JOB:
Make an exact copy of all the entries, but do not reproduce the pictures.

RECORDS SUPPLIED:
========================================
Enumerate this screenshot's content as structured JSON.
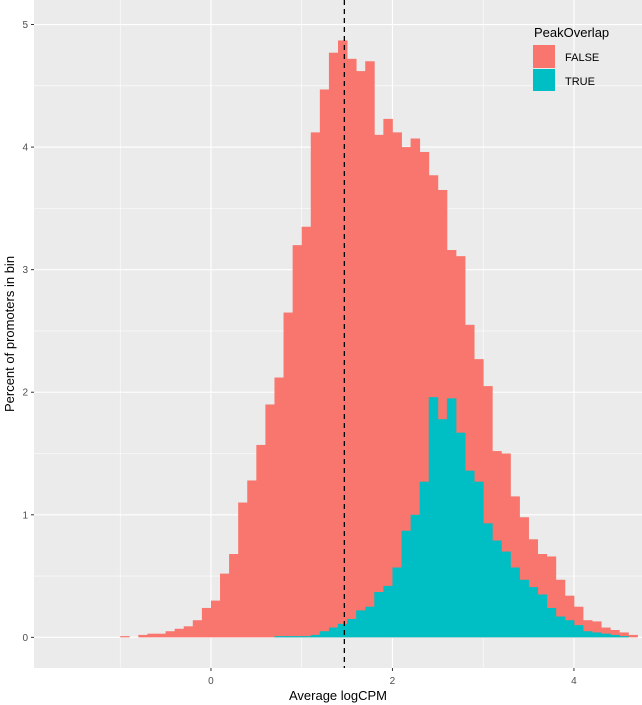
{
  "chart_data": {
    "type": "bar",
    "subtype": "overlaid-histogram",
    "title": "",
    "xlabel": "Average logCPM",
    "ylabel": "Percent of promoters in bin",
    "xlim": [
      -1.95,
      4.75
    ],
    "ylim": [
      -0.25,
      5.2
    ],
    "x_ticks": [
      0,
      2,
      4
    ],
    "y_ticks": [
      0,
      1,
      2,
      3,
      4,
      5
    ],
    "x_tick_labels": [
      "0",
      "2",
      "4"
    ],
    "y_tick_labels": [
      "0",
      "1",
      "2",
      "3",
      "4",
      "5"
    ],
    "grid": true,
    "background": "#ebebeb",
    "legend": {
      "title": "PeakOverlap",
      "placement": "top-right",
      "entries": [
        {
          "label": "FALSE",
          "color": "#f8766d"
        },
        {
          "label": "TRUE",
          "color": "#00bfc4"
        }
      ]
    },
    "vline": {
      "x": 1.47,
      "style": "dashed",
      "color": "#000000"
    },
    "bin_width": 0.1,
    "series": [
      {
        "name": "FALSE",
        "color": "#f8766d",
        "bins": [
          {
            "x": -0.95,
            "y": 0.01
          },
          {
            "x": -0.75,
            "y": 0.02
          },
          {
            "x": -0.65,
            "y": 0.03
          },
          {
            "x": -0.55,
            "y": 0.03
          },
          {
            "x": -0.45,
            "y": 0.05
          },
          {
            "x": -0.35,
            "y": 0.07
          },
          {
            "x": -0.25,
            "y": 0.09
          },
          {
            "x": -0.15,
            "y": 0.14
          },
          {
            "x": -0.05,
            "y": 0.24
          },
          {
            "x": 0.05,
            "y": 0.3
          },
          {
            "x": 0.15,
            "y": 0.52
          },
          {
            "x": 0.25,
            "y": 0.68
          },
          {
            "x": 0.35,
            "y": 1.1
          },
          {
            "x": 0.45,
            "y": 1.28
          },
          {
            "x": 0.55,
            "y": 1.57
          },
          {
            "x": 0.65,
            "y": 1.9
          },
          {
            "x": 0.75,
            "y": 2.12
          },
          {
            "x": 0.85,
            "y": 2.65
          },
          {
            "x": 0.95,
            "y": 3.2
          },
          {
            "x": 1.05,
            "y": 3.35
          },
          {
            "x": 1.15,
            "y": 4.12
          },
          {
            "x": 1.25,
            "y": 4.47
          },
          {
            "x": 1.35,
            "y": 4.77
          },
          {
            "x": 1.45,
            "y": 4.87
          },
          {
            "x": 1.55,
            "y": 4.72
          },
          {
            "x": 1.65,
            "y": 4.62
          },
          {
            "x": 1.75,
            "y": 4.7
          },
          {
            "x": 1.85,
            "y": 4.1
          },
          {
            "x": 1.95,
            "y": 4.23
          },
          {
            "x": 2.05,
            "y": 4.12
          },
          {
            "x": 2.15,
            "y": 4.0
          },
          {
            "x": 2.25,
            "y": 4.07
          },
          {
            "x": 2.35,
            "y": 3.96
          },
          {
            "x": 2.45,
            "y": 3.77
          },
          {
            "x": 2.55,
            "y": 3.65
          },
          {
            "x": 2.65,
            "y": 3.16
          },
          {
            "x": 2.75,
            "y": 3.11
          },
          {
            "x": 2.85,
            "y": 2.55
          },
          {
            "x": 2.95,
            "y": 2.27
          },
          {
            "x": 3.05,
            "y": 2.05
          },
          {
            "x": 3.15,
            "y": 1.52
          },
          {
            "x": 3.25,
            "y": 1.5
          },
          {
            "x": 3.35,
            "y": 1.15
          },
          {
            "x": 3.45,
            "y": 0.98
          },
          {
            "x": 3.55,
            "y": 0.8
          },
          {
            "x": 3.65,
            "y": 0.68
          },
          {
            "x": 3.75,
            "y": 0.66
          },
          {
            "x": 3.85,
            "y": 0.47
          },
          {
            "x": 3.95,
            "y": 0.34
          },
          {
            "x": 4.05,
            "y": 0.25
          },
          {
            "x": 4.15,
            "y": 0.14
          },
          {
            "x": 4.25,
            "y": 0.13
          },
          {
            "x": 4.35,
            "y": 0.08
          },
          {
            "x": 4.45,
            "y": 0.06
          },
          {
            "x": 4.55,
            "y": 0.04
          },
          {
            "x": 4.65,
            "y": 0.02
          }
        ]
      },
      {
        "name": "TRUE",
        "color": "#00bfc4",
        "bins": [
          {
            "x": 0.75,
            "y": 0.01
          },
          {
            "x": 0.85,
            "y": 0.01
          },
          {
            "x": 0.95,
            "y": 0.01
          },
          {
            "x": 1.05,
            "y": 0.01
          },
          {
            "x": 1.15,
            "y": 0.02
          },
          {
            "x": 1.25,
            "y": 0.05
          },
          {
            "x": 1.35,
            "y": 0.08
          },
          {
            "x": 1.45,
            "y": 0.11
          },
          {
            "x": 1.55,
            "y": 0.15
          },
          {
            "x": 1.65,
            "y": 0.22
          },
          {
            "x": 1.75,
            "y": 0.25
          },
          {
            "x": 1.85,
            "y": 0.37
          },
          {
            "x": 1.95,
            "y": 0.42
          },
          {
            "x": 2.05,
            "y": 0.57
          },
          {
            "x": 2.15,
            "y": 0.87
          },
          {
            "x": 2.25,
            "y": 1.0
          },
          {
            "x": 2.35,
            "y": 1.27
          },
          {
            "x": 2.45,
            "y": 1.96
          },
          {
            "x": 2.55,
            "y": 1.78
          },
          {
            "x": 2.65,
            "y": 1.95
          },
          {
            "x": 2.75,
            "y": 1.67
          },
          {
            "x": 2.85,
            "y": 1.36
          },
          {
            "x": 2.95,
            "y": 1.27
          },
          {
            "x": 3.05,
            "y": 0.93
          },
          {
            "x": 3.15,
            "y": 0.79
          },
          {
            "x": 3.25,
            "y": 0.7
          },
          {
            "x": 3.35,
            "y": 0.57
          },
          {
            "x": 3.45,
            "y": 0.47
          },
          {
            "x": 3.55,
            "y": 0.41
          },
          {
            "x": 3.65,
            "y": 0.35
          },
          {
            "x": 3.75,
            "y": 0.24
          },
          {
            "x": 3.85,
            "y": 0.17
          },
          {
            "x": 3.95,
            "y": 0.14
          },
          {
            "x": 4.05,
            "y": 0.1
          },
          {
            "x": 4.15,
            "y": 0.05
          },
          {
            "x": 4.25,
            "y": 0.04
          },
          {
            "x": 4.35,
            "y": 0.03
          },
          {
            "x": 4.45,
            "y": 0.02
          },
          {
            "x": 4.55,
            "y": 0.01
          }
        ]
      }
    ]
  }
}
========================================
PROBLEM SOLUTION:
Enumerate this screenshot's content as structured JSON.
{
  "chart_data": {
    "type": "bar",
    "subtype": "overlaid-histogram",
    "title": "",
    "xlabel": "Average logCPM",
    "ylabel": "Percent of promoters in bin",
    "xlim": [
      -1.95,
      4.75
    ],
    "ylim": [
      -0.25,
      5.2
    ],
    "x_ticks": [
      0,
      2,
      4
    ],
    "y_ticks": [
      0,
      1,
      2,
      3,
      4,
      5
    ],
    "x_tick_labels": [
      "0",
      "2",
      "4"
    ],
    "y_tick_labels": [
      "0",
      "1",
      "2",
      "3",
      "4",
      "5"
    ],
    "grid": true,
    "background": "#ebebeb",
    "legend": {
      "title": "PeakOverlap",
      "placement": "top-right",
      "entries": [
        {
          "label": "FALSE",
          "color": "#f8766d"
        },
        {
          "label": "TRUE",
          "color": "#00bfc4"
        }
      ]
    },
    "vline": {
      "x": 1.47,
      "style": "dashed",
      "color": "#000000"
    },
    "bin_width": 0.1,
    "series": [
      {
        "name": "FALSE",
        "color": "#f8766d",
        "bins": [
          {
            "x": -0.95,
            "y": 0.01
          },
          {
            "x": -0.75,
            "y": 0.02
          },
          {
            "x": -0.65,
            "y": 0.03
          },
          {
            "x": -0.55,
            "y": 0.03
          },
          {
            "x": -0.45,
            "y": 0.05
          },
          {
            "x": -0.35,
            "y": 0.07
          },
          {
            "x": -0.25,
            "y": 0.09
          },
          {
            "x": -0.15,
            "y": 0.14
          },
          {
            "x": -0.05,
            "y": 0.24
          },
          {
            "x": 0.05,
            "y": 0.3
          },
          {
            "x": 0.15,
            "y": 0.52
          },
          {
            "x": 0.25,
            "y": 0.68
          },
          {
            "x": 0.35,
            "y": 1.1
          },
          {
            "x": 0.45,
            "y": 1.28
          },
          {
            "x": 0.55,
            "y": 1.57
          },
          {
            "x": 0.65,
            "y": 1.9
          },
          {
            "x": 0.75,
            "y": 2.12
          },
          {
            "x": 0.85,
            "y": 2.65
          },
          {
            "x": 0.95,
            "y": 3.2
          },
          {
            "x": 1.05,
            "y": 3.35
          },
          {
            "x": 1.15,
            "y": 4.12
          },
          {
            "x": 1.25,
            "y": 4.47
          },
          {
            "x": 1.35,
            "y": 4.77
          },
          {
            "x": 1.45,
            "y": 4.87
          },
          {
            "x": 1.55,
            "y": 4.72
          },
          {
            "x": 1.65,
            "y": 4.62
          },
          {
            "x": 1.75,
            "y": 4.7
          },
          {
            "x": 1.85,
            "y": 4.1
          },
          {
            "x": 1.95,
            "y": 4.23
          },
          {
            "x": 2.05,
            "y": 4.12
          },
          {
            "x": 2.15,
            "y": 4.0
          },
          {
            "x": 2.25,
            "y": 4.07
          },
          {
            "x": 2.35,
            "y": 3.96
          },
          {
            "x": 2.45,
            "y": 3.77
          },
          {
            "x": 2.55,
            "y": 3.65
          },
          {
            "x": 2.65,
            "y": 3.16
          },
          {
            "x": 2.75,
            "y": 3.11
          },
          {
            "x": 2.85,
            "y": 2.55
          },
          {
            "x": 2.95,
            "y": 2.27
          },
          {
            "x": 3.05,
            "y": 2.05
          },
          {
            "x": 3.15,
            "y": 1.52
          },
          {
            "x": 3.25,
            "y": 1.5
          },
          {
            "x": 3.35,
            "y": 1.15
          },
          {
            "x": 3.45,
            "y": 0.98
          },
          {
            "x": 3.55,
            "y": 0.8
          },
          {
            "x": 3.65,
            "y": 0.68
          },
          {
            "x": 3.75,
            "y": 0.66
          },
          {
            "x": 3.85,
            "y": 0.47
          },
          {
            "x": 3.95,
            "y": 0.34
          },
          {
            "x": 4.05,
            "y": 0.25
          },
          {
            "x": 4.15,
            "y": 0.14
          },
          {
            "x": 4.25,
            "y": 0.13
          },
          {
            "x": 4.35,
            "y": 0.08
          },
          {
            "x": 4.45,
            "y": 0.06
          },
          {
            "x": 4.55,
            "y": 0.04
          },
          {
            "x": 4.65,
            "y": 0.02
          }
        ]
      },
      {
        "name": "TRUE",
        "color": "#00bfc4",
        "bins": [
          {
            "x": 0.75,
            "y": 0.01
          },
          {
            "x": 0.85,
            "y": 0.01
          },
          {
            "x": 0.95,
            "y": 0.01
          },
          {
            "x": 1.05,
            "y": 0.01
          },
          {
            "x": 1.15,
            "y": 0.02
          },
          {
            "x": 1.25,
            "y": 0.05
          },
          {
            "x": 1.35,
            "y": 0.08
          },
          {
            "x": 1.45,
            "y": 0.11
          },
          {
            "x": 1.55,
            "y": 0.15
          },
          {
            "x": 1.65,
            "y": 0.22
          },
          {
            "x": 1.75,
            "y": 0.25
          },
          {
            "x": 1.85,
            "y": 0.37
          },
          {
            "x": 1.95,
            "y": 0.42
          },
          {
            "x": 2.05,
            "y": 0.57
          },
          {
            "x": 2.15,
            "y": 0.87
          },
          {
            "x": 2.25,
            "y": 1.0
          },
          {
            "x": 2.35,
            "y": 1.27
          },
          {
            "x": 2.45,
            "y": 1.96
          },
          {
            "x": 2.55,
            "y": 1.78
          },
          {
            "x": 2.65,
            "y": 1.95
          },
          {
            "x": 2.75,
            "y": 1.67
          },
          {
            "x": 2.85,
            "y": 1.36
          },
          {
            "x": 2.95,
            "y": 1.27
          },
          {
            "x": 3.05,
            "y": 0.93
          },
          {
            "x": 3.15,
            "y": 0.79
          },
          {
            "x": 3.25,
            "y": 0.7
          },
          {
            "x": 3.35,
            "y": 0.57
          },
          {
            "x": 3.45,
            "y": 0.47
          },
          {
            "x": 3.55,
            "y": 0.41
          },
          {
            "x": 3.65,
            "y": 0.35
          },
          {
            "x": 3.75,
            "y": 0.24
          },
          {
            "x": 3.85,
            "y": 0.17
          },
          {
            "x": 3.95,
            "y": 0.14
          },
          {
            "x": 4.05,
            "y": 0.1
          },
          {
            "x": 4.15,
            "y": 0.05
          },
          {
            "x": 4.25,
            "y": 0.04
          },
          {
            "x": 4.35,
            "y": 0.03
          },
          {
            "x": 4.45,
            "y": 0.02
          },
          {
            "x": 4.55,
            "y": 0.01
          }
        ]
      }
    ]
  }
}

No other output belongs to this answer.